## Start GIVEN DATA
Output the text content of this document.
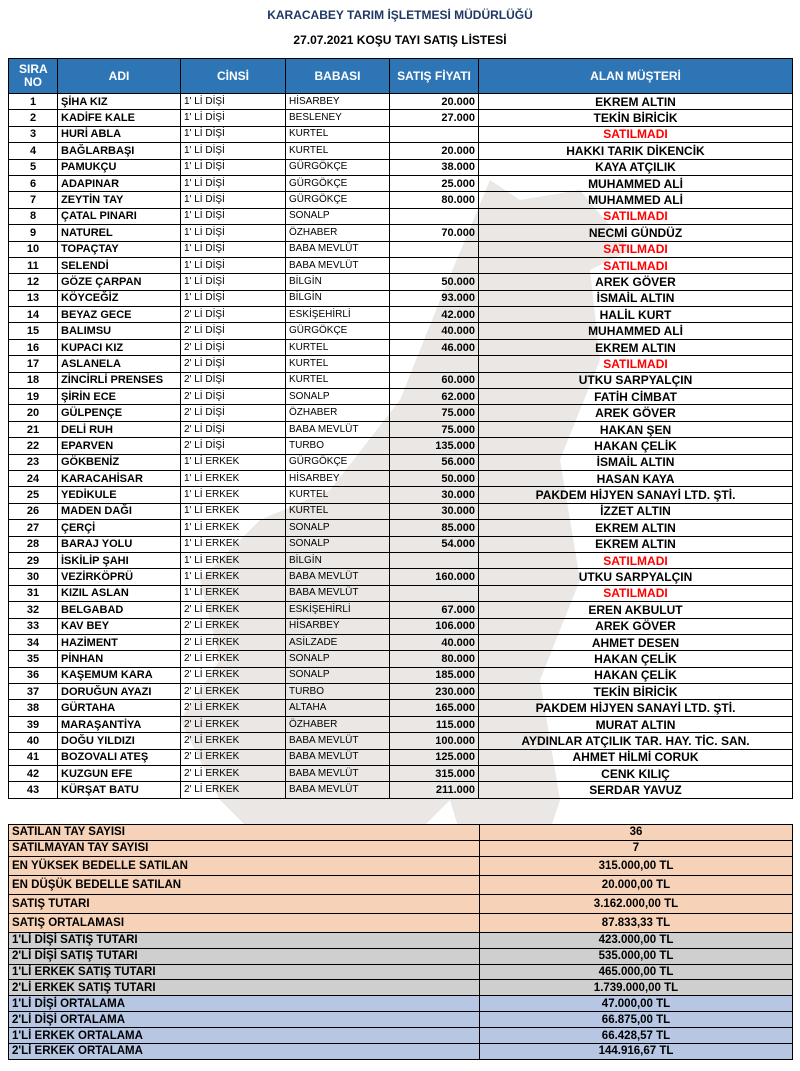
KARACABEY TARIM İŞLETMESİ MÜDÜRLÜĞÜ
27.07.2021 KOŞU TAYI SATIŞ LİSTESİ
SIRA NO	ADI	CİNSİ	BABASI	SATIŞ FİYATI	ALAN MÜŞTERİ
1	ŞİHA KIZ	1' Lİ DİŞİ	HİSARBEY	20.000	EKREM ALTIN
2	KADİFE KALE	1' Lİ DİŞİ	BESLENEY	27.000	TEKİN BİRİCİK
3	HURİ ABLA	1' Lİ DİŞİ	KURTEL		SATILMADI
4	BAĞLARBAŞI	1' Lİ DİŞİ	KURTEL	20.000	HAKKI TARIK DİKENCİK
5	PAMUKÇU	1' Lİ DİŞİ	GÜRGÖKÇE	38.000	KAYA ATÇILIK
6	ADAPINAR	1' Lİ DİŞİ	GÜRGÖKÇE	25.000	MUHAMMED ALİ
7	ZEYTİN TAY	1' Lİ DİŞİ	GÜRGÖKÇE	80.000	MUHAMMED ALİ
8	ÇATAL PINARI	1' Lİ DİŞİ	SONALP		SATILMADI
9	NATUREL	1' Lİ DİŞİ	ÖZHABER	70.000	NECMİ GÜNDÜZ
10	TOPAÇTAY	1' Lİ DİŞİ	BABA MEVLÜT		SATILMADI
11	SELENDİ	1' Lİ DİŞİ	BABA MEVLÜT		SATILMADI
12	GÖZE ÇARPAN	1' Lİ DİŞİ	BİLGİN	50.000	AREK GÖVER
13	KÖYCEĞİZ	1' Lİ DİŞİ	BİLGİN	93.000	İSMAİL ALTIN
14	BEYAZ GECE	2' Lİ DİŞİ	ESKİŞEHİRLİ	42.000	HALİL KURT
15	BALIMSU	2' Lİ DİŞİ	GÜRGÖKÇE	40.000	MUHAMMED ALİ
16	KUPACI KIZ	2' Lİ DİŞİ	KURTEL	46.000	EKREM ALTIN
17	ASLANELA	2' Lİ DİŞİ	KURTEL		SATILMADI
18	ZİNCİRLİ PRENSES	2' Lİ DİŞİ	KURTEL	60.000	UTKU SARPYALÇIN
19	ŞİRİN ECE	2' Lİ DİŞİ	SONALP	62.000	FATİH CİMBAT
20	GÜLPENÇE	2' Lİ DİŞİ	ÖZHABER	75.000	AREK GÖVER
21	DELİ RUH	2' Lİ DİŞİ	BABA MEVLÜT	75.000	HAKAN ŞEN
22	EPARVEN	2' Lİ DİŞİ	TURBO	135.000	HAKAN ÇELİK
23	GÖKBENİZ	1' Lİ ERKEK	GÜRGÖKÇE	56.000	İSMAİL ALTIN
24	KARACAHİSAR	1' Lİ ERKEK	HİSARBEY	50.000	HASAN KAYA
25	YEDİKULE	1' Lİ ERKEK	KURTEL	30.000	PAKDEM HİJYEN SANAYİ LTD. ŞTİ.
26	MADEN DAĞI	1' Lİ ERKEK	KURTEL	30.000	İZZET ALTIN
27	ÇERÇİ	1' Lİ ERKEK	SONALP	85.000	EKREM ALTIN
28	BARAJ YOLU	1' Lİ ERKEK	SONALP	54.000	EKREM ALTIN
29	İSKİLİP ŞAHI	1' Lİ ERKEK	BİLGİN		SATILMADI
30	VEZİRKÖPRÜ	1' Lİ ERKEK	BABA MEVLÜT	160.000	UTKU SARPYALÇIN
31	KIZIL ASLAN	1' Lİ ERKEK	BABA MEVLÜT		SATILMADI
32	BELGABAD	2' Lİ ERKEK	ESKİŞEHİRLİ	67.000	EREN AKBULUT
33	KAV BEY	2' Lİ ERKEK	HİSARBEY	106.000	AREK GÖVER
34	HAZİMENT	2' Lİ ERKEK	ASİLZADE	40.000	AHMET DESEN
35	PİNHAN	2' Lİ ERKEK	SONALP	80.000	HAKAN ÇELİK
36	KAŞEMUM KARA	2' Lİ ERKEK	SONALP	185.000	HAKAN ÇELİK
37	DORUĞUN AYAZI	2' Lİ ERKEK	TURBO	230.000	TEKİN BİRİCİK
38	GÜRTAHA	2' Lİ ERKEK	ALTAHA	165.000	PAKDEM HİJYEN SANAYİ LTD. ŞTİ.
39	MARAŞANTİYA	2' Lİ ERKEK	ÖZHABER	115.000	MURAT ALTIN
40	DOĞU YILDIZI	2' Lİ ERKEK	BABA MEVLÜT	100.000	AYDINLAR ATÇILIK TAR. HAY. TİC. SAN.
41	BOZOVALI ATEŞ	2' Lİ ERKEK	BABA MEVLÜT	125.000	AHMET HİLMİ CORUK
42	KUZGUN EFE	2' Lİ ERKEK	BABA MEVLÜT	315.000	CENK KILIÇ
43	KÜRŞAT BATU	2' Lİ ERKEK	BABA MEVLÜT	211.000	SERDAR YAVUZ
SATILAN TAY SAYISI	36
SATILMAYAN TAY SAYISI	7
EN YÜKSEK BEDELLE SATILAN	315.000,00 TL
EN DÜŞÜK BEDELLE SATILAN	20.000,00 TL
SATIŞ TUTARI	3.162.000,00 TL
SATIŞ ORTALAMASI	87.833,33 TL
1'Lİ DİŞİ SATIŞ TUTARI	423.000,00 TL
2'Lİ DİŞİ SATIŞ TUTARI	535.000,00 TL
1'Lİ ERKEK SATIŞ TUTARI	465.000,00 TL
2'Lİ ERKEK SATIŞ TUTARI	1.739.000,00 TL
1'Lİ DİŞİ ORTALAMA	47.000,00 TL
2'Lİ DİŞİ ORTALAMA	66.875,00 TL
1'Lİ ERKEK ORTALAMA	66.428,57 TL
2'Lİ ERKEK ORTALAMA	144.916,67 TL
## End GIVEN DATA
PROBLEM REQUIREMENTS:
Restate every record exactly, please; do not copy the pictures.

SOLUTION FOR THIS EXERCISE:
Output the text content of this document.
KARACABEY TARIM İŞLETMESİ MÜDÜRLÜĞÜ
27.07.2021 KOŞU TAYI SATIŞ LİSTESİ
SIRA NO	ADI	CİNSİ	BABASI	SATIŞ FİYATI	ALAN MÜŞTERİ
1	ŞİHA KIZ	1' Lİ DİŞİ	HİSARBEY	20.000	EKREM ALTIN
2	KADİFE KALE	1' Lİ DİŞİ	BESLENEY	27.000	TEKİN BİRİCİK
3	HURİ ABLA	1' Lİ DİŞİ	KURTEL		SATILMADI
4	BAĞLARBAŞI	1' Lİ DİŞİ	KURTEL	20.000	HAKKI TARIK DİKENCİK
5	PAMUKÇU	1' Lİ DİŞİ	GÜRGÖKÇE	38.000	KAYA ATÇILIK
6	ADAPINAR	1' Lİ DİŞİ	GÜRGÖKÇE	25.000	MUHAMMED ALİ
7	ZEYTİN TAY	1' Lİ DİŞİ	GÜRGÖKÇE	80.000	MUHAMMED ALİ
8	ÇATAL PINARI	1' Lİ DİŞİ	SONALP		SATILMADI
9	NATUREL	1' Lİ DİŞİ	ÖZHABER	70.000	NECMİ GÜNDÜZ
10	TOPAÇTAY	1' Lİ DİŞİ	BABA MEVLÜT		SATILMADI
11	SELENDİ	1' Lİ DİŞİ	BABA MEVLÜT		SATILMADI
12	GÖZE ÇARPAN	1' Lİ DİŞİ	BİLGİN	50.000	AREK GÖVER
13	KÖYCEĞİZ	1' Lİ DİŞİ	BİLGİN	93.000	İSMAİL ALTIN
14	BEYAZ GECE	2' Lİ DİŞİ	ESKİŞEHİRLİ	42.000	HALİL KURT
15	BALIMSU	2' Lİ DİŞİ	GÜRGÖKÇE	40.000	MUHAMMED ALİ
16	KUPACI KIZ	2' Lİ DİŞİ	KURTEL	46.000	EKREM ALTIN
17	ASLANELA	2' Lİ DİŞİ	KURTEL		SATILMADI
18	ZİNCİRLİ PRENSES	2' Lİ DİŞİ	KURTEL	60.000	UTKU SARPYALÇIN
19	ŞİRİN ECE	2' Lİ DİŞİ	SONALP	62.000	FATİH CİMBAT
20	GÜLPENÇE	2' Lİ DİŞİ	ÖZHABER	75.000	AREK GÖVER
21	DELİ RUH	2' Lİ DİŞİ	BABA MEVLÜT	75.000	HAKAN ŞEN
22	EPARVEN	2' Lİ DİŞİ	TURBO	135.000	HAKAN ÇELİK
23	GÖKBENİZ	1' Lİ ERKEK	GÜRGÖKÇE	56.000	İSMAİL ALTIN
24	KARACAHİSAR	1' Lİ ERKEK	HİSARBEY	50.000	HASAN KAYA
25	YEDİKULE	1' Lİ ERKEK	KURTEL	30.000	PAKDEM HİJYEN SANAYİ LTD. ŞTİ.
26	MADEN DAĞI	1' Lİ ERKEK	KURTEL	30.000	İZZET ALTIN
27	ÇERÇİ	1' Lİ ERKEK	SONALP	85.000	EKREM ALTIN
28	BARAJ YOLU	1' Lİ ERKEK	SONALP	54.000	EKREM ALTIN
29	İSKİLİP ŞAHI	1' Lİ ERKEK	BİLGİN		SATILMADI
30	VEZİRKÖPRÜ	1' Lİ ERKEK	BABA MEVLÜT	160.000	UTKU SARPYALÇIN
31	KIZIL ASLAN	1' Lİ ERKEK	BABA MEVLÜT		SATILMADI
32	BELGABAD	2' Lİ ERKEK	ESKİŞEHİRLİ	67.000	EREN AKBULUT
33	KAV BEY	2' Lİ ERKEK	HİSARBEY	106.000	AREK GÖVER
34	HAZİMENT	2' Lİ ERKEK	ASİLZADE	40.000	AHMET DESEN
35	PİNHAN	2' Lİ ERKEK	SONALP	80.000	HAKAN ÇELİK
36	KAŞEMUM KARA	2' Lİ ERKEK	SONALP	185.000	HAKAN ÇELİK
37	DORUĞUN AYAZI	2' Lİ ERKEK	TURBO	230.000	TEKİN BİRİCİK
38	GÜRTAHA	2' Lİ ERKEK	ALTAHA	165.000	PAKDEM HİJYEN SANAYİ LTD. ŞTİ.
39	MARAŞANTİYA	2' Lİ ERKEK	ÖZHABER	115.000	MURAT ALTIN
40	DOĞU YILDIZI	2' Lİ ERKEK	BABA MEVLÜT	100.000	AYDINLAR ATÇILIK TAR. HAY. TİC. SAN.
41	BOZOVALI ATEŞ	2' Lİ ERKEK	BABA MEVLÜT	125.000	AHMET HİLMİ CORUK
42	KUZGUN EFE	2' Lİ ERKEK	BABA MEVLÜT	315.000	CENK KILIÇ
43	KÜRŞAT BATU	2' Lİ ERKEK	BABA MEVLÜT	211.000	SERDAR YAVUZ
SATILAN TAY SAYISI	36
SATILMAYAN TAY SAYISI	7
EN YÜKSEK BEDELLE SATILAN	315.000,00 TL
EN DÜŞÜK BEDELLE SATILAN	20.000,00 TL
SATIŞ TUTARI	3.162.000,00 TL
SATIŞ ORTALAMASI	87.833,33 TL
1'Lİ DİŞİ SATIŞ TUTARI	423.000,00 TL
2'Lİ DİŞİ SATIŞ TUTARI	535.000,00 TL
1'Lİ ERKEK SATIŞ TUTARI	465.000,00 TL
2'Lİ ERKEK SATIŞ TUTARI	1.739.000,00 TL
1'Lİ DİŞİ ORTALAMA	47.000,00 TL
2'Lİ DİŞİ ORTALAMA	66.875,00 TL
1'Lİ ERKEK ORTALAMA	66.428,57 TL
2'Lİ ERKEK ORTALAMA	144.916,67 TL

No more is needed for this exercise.